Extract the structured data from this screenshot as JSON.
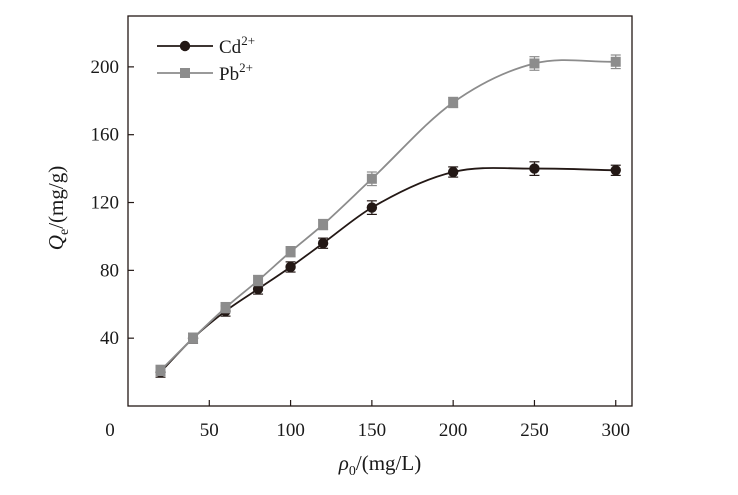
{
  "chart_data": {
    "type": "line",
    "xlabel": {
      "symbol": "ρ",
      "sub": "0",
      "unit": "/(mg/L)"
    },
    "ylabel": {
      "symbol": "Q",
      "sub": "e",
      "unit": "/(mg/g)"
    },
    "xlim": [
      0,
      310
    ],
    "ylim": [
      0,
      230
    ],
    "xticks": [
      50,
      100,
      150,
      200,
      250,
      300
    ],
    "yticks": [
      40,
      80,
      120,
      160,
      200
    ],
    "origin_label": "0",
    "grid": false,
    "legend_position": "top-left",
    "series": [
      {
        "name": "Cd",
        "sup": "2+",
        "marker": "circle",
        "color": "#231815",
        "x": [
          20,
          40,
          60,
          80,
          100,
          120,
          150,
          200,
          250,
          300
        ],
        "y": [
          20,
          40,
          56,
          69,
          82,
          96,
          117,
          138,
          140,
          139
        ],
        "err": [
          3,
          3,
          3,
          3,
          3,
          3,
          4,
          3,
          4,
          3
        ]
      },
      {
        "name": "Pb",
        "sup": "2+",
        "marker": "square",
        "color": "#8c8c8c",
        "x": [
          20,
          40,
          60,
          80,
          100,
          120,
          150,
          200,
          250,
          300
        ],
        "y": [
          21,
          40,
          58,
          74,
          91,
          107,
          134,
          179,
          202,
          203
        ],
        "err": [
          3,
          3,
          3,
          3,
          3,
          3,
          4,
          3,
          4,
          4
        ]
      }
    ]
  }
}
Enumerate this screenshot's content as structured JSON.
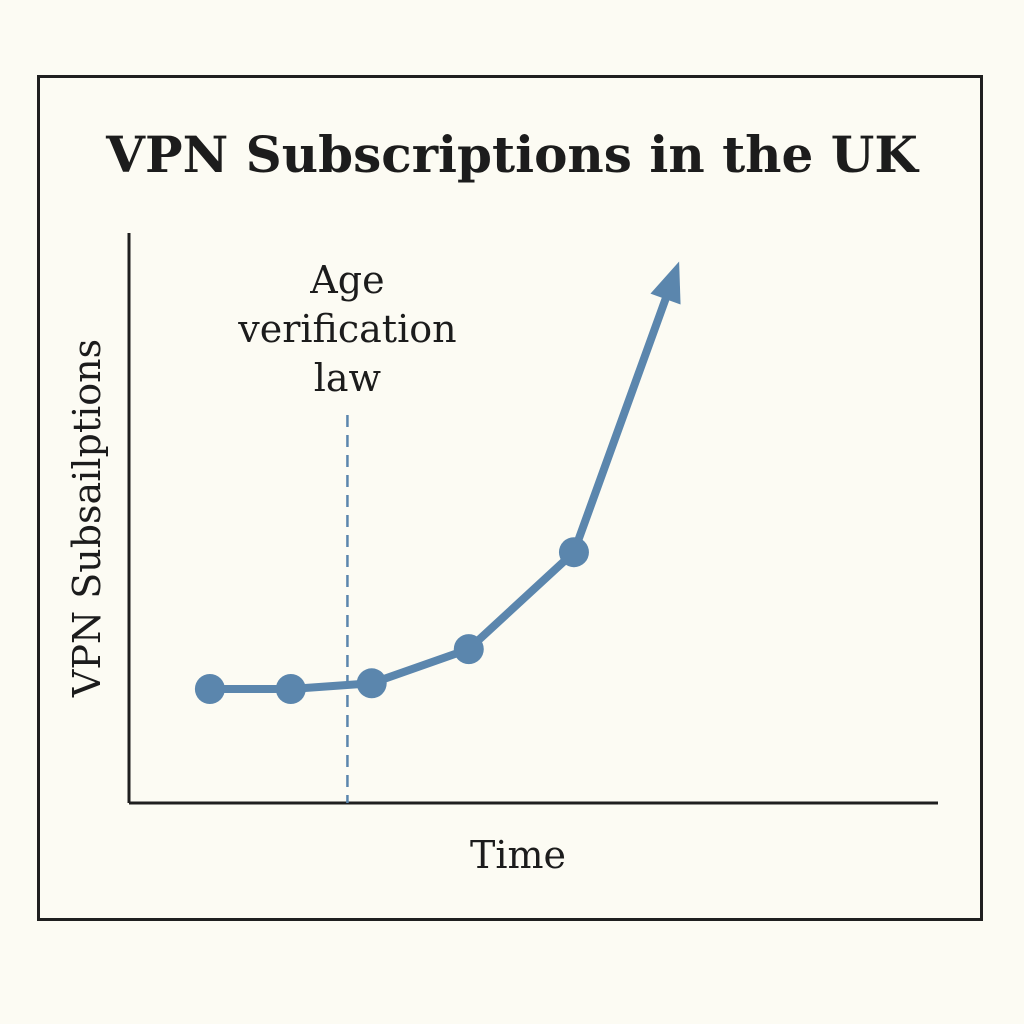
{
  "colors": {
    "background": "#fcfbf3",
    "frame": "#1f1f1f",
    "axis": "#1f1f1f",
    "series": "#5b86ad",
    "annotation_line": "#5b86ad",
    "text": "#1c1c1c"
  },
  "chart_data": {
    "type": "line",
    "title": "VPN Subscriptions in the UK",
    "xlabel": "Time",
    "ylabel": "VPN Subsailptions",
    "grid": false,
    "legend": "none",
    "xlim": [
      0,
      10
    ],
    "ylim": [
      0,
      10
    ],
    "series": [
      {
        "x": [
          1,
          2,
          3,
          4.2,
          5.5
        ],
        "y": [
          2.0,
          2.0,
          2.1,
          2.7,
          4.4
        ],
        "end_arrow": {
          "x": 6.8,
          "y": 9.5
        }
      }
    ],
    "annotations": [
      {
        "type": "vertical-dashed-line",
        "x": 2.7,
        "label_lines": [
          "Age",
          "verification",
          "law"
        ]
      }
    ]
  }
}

..........

*Problem requirements*
Return all of the entries word for word, but omit the pictures.

*Task output*
Extract the structured data from this screenshot as JSON.
{
  "chart_data": {
    "type": "line",
    "xlabel": {
      "symbol": "ρ",
      "sub": "0",
      "unit": "/(mg/L)"
    },
    "ylabel": {
      "symbol": "Q",
      "sub": "e",
      "unit": "/(mg/g)"
    },
    "xlim": [
      0,
      310
    ],
    "ylim": [
      0,
      230
    ],
    "xticks": [
      50,
      100,
      150,
      200,
      250,
      300
    ],
    "yticks": [
      40,
      80,
      120,
      160,
      200
    ],
    "origin_label": "0",
    "grid": false,
    "legend_position": "top-left",
    "series": [
      {
        "name": "Cd",
        "sup": "2+",
        "marker": "circle",
        "color": "#231815",
        "x": [
          20,
          40,
          60,
          80,
          100,
          120,
          150,
          200,
          250,
          300
        ],
        "y": [
          20,
          40,
          56,
          69,
          82,
          96,
          117,
          138,
          140,
          139
        ],
        "err": [
          3,
          3,
          3,
          3,
          3,
          3,
          4,
          3,
          4,
          3
        ]
      },
      {
        "name": "Pb",
        "sup": "2+",
        "marker": "square",
        "color": "#8c8c8c",
        "x": [
          20,
          40,
          60,
          80,
          100,
          120,
          150,
          200,
          250,
          300
        ],
        "y": [
          21,
          40,
          58,
          74,
          91,
          107,
          134,
          179,
          202,
          203
        ],
        "err": [
          3,
          3,
          3,
          3,
          3,
          3,
          4,
          3,
          4,
          4
        ]
      }
    ]
  }
}
Enumerate this screenshot's content as structured JSON.
{
  "colors": {
    "background": "#fcfbf3",
    "frame": "#1f1f1f",
    "axis": "#1f1f1f",
    "series": "#5b86ad",
    "annotation_line": "#5b86ad",
    "text": "#1c1c1c"
  },
  "chart_data": {
    "type": "line",
    "title": "VPN Subscriptions in the UK",
    "xlabel": "Time",
    "ylabel": "VPN Subsailptions",
    "grid": false,
    "legend": "none",
    "xlim": [
      0,
      10
    ],
    "ylim": [
      0,
      10
    ],
    "series": [
      {
        "x": [
          1,
          2,
          3,
          4.2,
          5.5
        ],
        "y": [
          2.0,
          2.0,
          2.1,
          2.7,
          4.4
        ],
        "end_arrow": {
          "x": 6.8,
          "y": 9.5
        }
      }
    ],
    "annotations": [
      {
        "type": "vertical-dashed-line",
        "x": 2.7,
        "label_lines": [
          "Age",
          "verification",
          "law"
        ]
      }
    ]
  }
}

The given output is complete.